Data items
═══

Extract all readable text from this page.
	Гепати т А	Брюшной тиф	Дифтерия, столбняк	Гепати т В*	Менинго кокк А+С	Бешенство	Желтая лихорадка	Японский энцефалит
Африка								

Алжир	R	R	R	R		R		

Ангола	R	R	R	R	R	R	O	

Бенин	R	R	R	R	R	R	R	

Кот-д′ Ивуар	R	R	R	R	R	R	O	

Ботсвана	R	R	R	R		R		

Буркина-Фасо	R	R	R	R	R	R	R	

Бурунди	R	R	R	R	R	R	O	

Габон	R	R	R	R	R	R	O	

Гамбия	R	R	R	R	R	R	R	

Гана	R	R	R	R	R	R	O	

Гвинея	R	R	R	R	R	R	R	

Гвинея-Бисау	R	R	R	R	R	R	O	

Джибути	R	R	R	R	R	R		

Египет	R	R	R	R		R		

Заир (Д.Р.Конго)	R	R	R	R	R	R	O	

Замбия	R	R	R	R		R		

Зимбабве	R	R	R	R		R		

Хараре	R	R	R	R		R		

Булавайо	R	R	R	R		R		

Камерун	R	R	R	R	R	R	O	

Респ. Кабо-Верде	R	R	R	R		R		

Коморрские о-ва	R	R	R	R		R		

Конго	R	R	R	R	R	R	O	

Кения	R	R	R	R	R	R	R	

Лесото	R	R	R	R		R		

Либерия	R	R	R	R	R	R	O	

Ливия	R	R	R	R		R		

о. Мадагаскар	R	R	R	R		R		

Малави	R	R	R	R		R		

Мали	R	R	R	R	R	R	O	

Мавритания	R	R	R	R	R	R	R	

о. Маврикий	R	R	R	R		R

═══

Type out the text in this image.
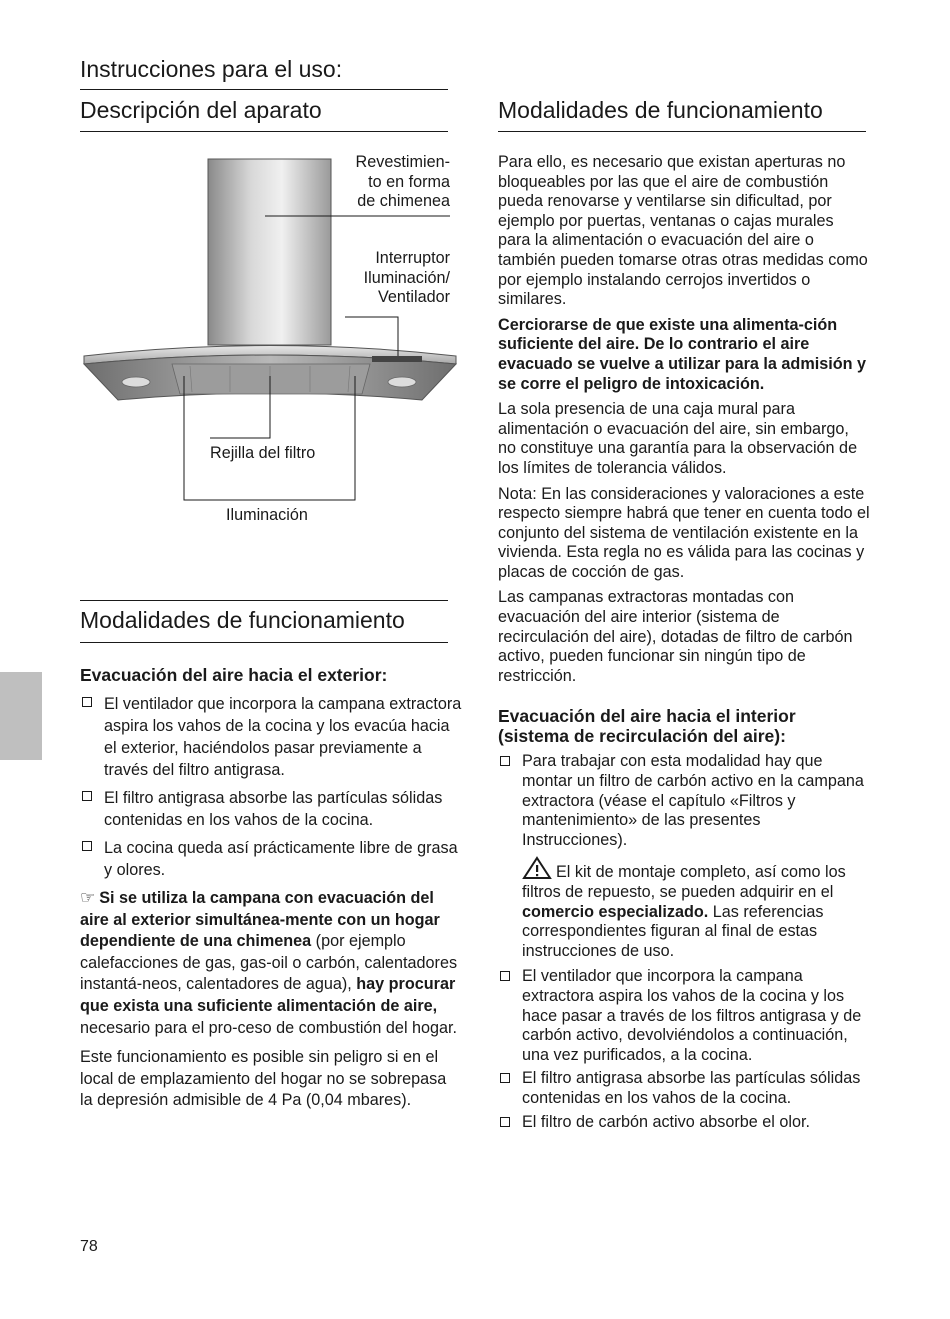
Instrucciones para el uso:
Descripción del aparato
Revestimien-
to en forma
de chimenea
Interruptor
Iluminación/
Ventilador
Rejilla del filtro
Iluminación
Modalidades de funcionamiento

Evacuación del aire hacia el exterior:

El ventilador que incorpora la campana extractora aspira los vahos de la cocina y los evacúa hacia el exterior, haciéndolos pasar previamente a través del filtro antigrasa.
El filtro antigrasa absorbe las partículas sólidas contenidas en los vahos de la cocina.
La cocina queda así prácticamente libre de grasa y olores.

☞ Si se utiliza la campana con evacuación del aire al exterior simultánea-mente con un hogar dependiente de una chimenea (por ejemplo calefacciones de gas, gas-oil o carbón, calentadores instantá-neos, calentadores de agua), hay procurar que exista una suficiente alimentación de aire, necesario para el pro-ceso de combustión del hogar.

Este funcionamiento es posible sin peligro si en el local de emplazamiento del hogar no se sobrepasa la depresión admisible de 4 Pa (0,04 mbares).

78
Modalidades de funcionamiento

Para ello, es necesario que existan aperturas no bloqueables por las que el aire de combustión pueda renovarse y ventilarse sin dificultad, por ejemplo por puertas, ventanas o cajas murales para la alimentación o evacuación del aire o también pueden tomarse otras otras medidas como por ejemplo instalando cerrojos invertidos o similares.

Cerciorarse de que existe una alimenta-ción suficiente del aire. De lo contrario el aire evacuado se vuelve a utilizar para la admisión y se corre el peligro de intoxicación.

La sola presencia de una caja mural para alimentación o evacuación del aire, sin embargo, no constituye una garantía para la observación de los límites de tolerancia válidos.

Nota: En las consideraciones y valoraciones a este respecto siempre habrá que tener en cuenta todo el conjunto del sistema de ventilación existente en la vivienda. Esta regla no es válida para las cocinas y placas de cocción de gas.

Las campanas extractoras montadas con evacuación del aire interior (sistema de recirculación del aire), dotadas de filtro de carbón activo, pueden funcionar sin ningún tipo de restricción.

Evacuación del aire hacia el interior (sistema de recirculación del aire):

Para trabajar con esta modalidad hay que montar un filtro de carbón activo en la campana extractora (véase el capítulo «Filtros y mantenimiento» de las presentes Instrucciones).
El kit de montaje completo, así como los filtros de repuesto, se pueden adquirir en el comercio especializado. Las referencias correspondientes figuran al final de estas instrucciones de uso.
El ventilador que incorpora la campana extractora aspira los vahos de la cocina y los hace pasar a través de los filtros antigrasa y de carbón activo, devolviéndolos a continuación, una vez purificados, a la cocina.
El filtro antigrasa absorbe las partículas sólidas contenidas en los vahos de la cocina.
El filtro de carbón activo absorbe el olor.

═══

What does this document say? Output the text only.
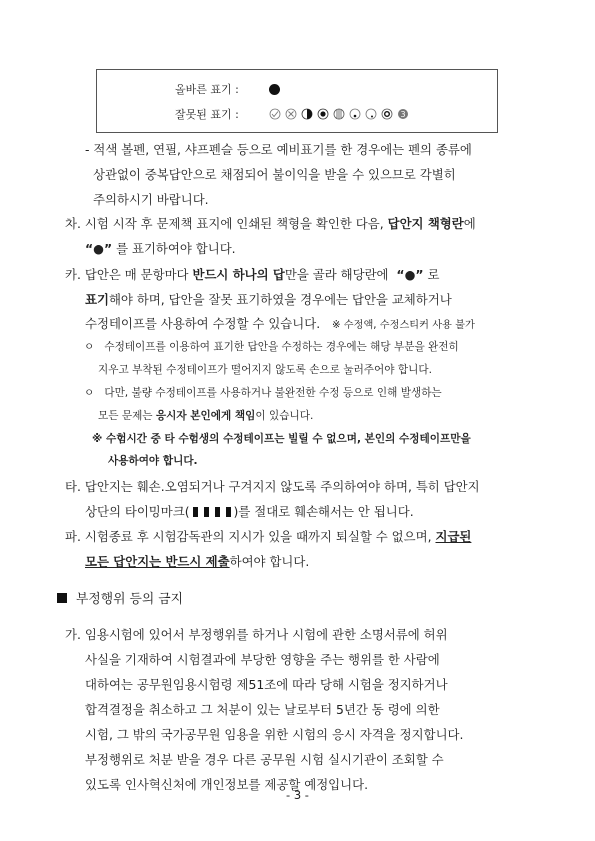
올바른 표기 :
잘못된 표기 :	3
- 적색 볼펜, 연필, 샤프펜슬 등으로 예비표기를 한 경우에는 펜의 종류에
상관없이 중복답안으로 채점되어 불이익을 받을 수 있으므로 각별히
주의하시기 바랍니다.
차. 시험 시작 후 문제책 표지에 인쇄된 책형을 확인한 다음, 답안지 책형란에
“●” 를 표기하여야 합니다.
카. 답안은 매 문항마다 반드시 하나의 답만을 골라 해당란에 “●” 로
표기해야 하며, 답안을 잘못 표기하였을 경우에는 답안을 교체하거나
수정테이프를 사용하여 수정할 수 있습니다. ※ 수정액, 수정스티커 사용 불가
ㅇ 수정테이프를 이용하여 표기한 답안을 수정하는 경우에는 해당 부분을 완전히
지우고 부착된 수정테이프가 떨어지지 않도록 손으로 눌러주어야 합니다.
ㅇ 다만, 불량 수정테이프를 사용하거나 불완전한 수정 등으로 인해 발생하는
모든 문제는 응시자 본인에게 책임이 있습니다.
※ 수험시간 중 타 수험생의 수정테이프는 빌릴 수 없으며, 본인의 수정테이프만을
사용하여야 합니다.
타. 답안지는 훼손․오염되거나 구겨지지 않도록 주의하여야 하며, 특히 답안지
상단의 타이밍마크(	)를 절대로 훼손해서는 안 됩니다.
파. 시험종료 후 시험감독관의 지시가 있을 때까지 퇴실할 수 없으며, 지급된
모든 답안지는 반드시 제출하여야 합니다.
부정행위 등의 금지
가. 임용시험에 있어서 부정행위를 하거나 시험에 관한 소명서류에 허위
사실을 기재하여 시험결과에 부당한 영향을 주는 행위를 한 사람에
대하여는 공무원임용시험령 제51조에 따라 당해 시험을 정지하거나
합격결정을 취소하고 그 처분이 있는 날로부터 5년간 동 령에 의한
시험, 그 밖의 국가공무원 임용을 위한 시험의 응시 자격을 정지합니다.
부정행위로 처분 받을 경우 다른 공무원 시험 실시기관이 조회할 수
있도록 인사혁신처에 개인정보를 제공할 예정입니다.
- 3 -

═══

__Problem description__
Using the listing, collect all lines in which the string "través" is found.

__Result below__
El ventilador que incorpora la campana extractora aspira los vahos de la cocina y los evacúa hacia el exterior, haciéndolos pasar previamente a través del filtro antigrasa.
El ventilador que incorpora la campana extractora aspira los vahos de la cocina y los hace pasar a través de los filtros antigrasa y de carbón activo, devolviéndolos a continuación, una vez purificados, a la cocina.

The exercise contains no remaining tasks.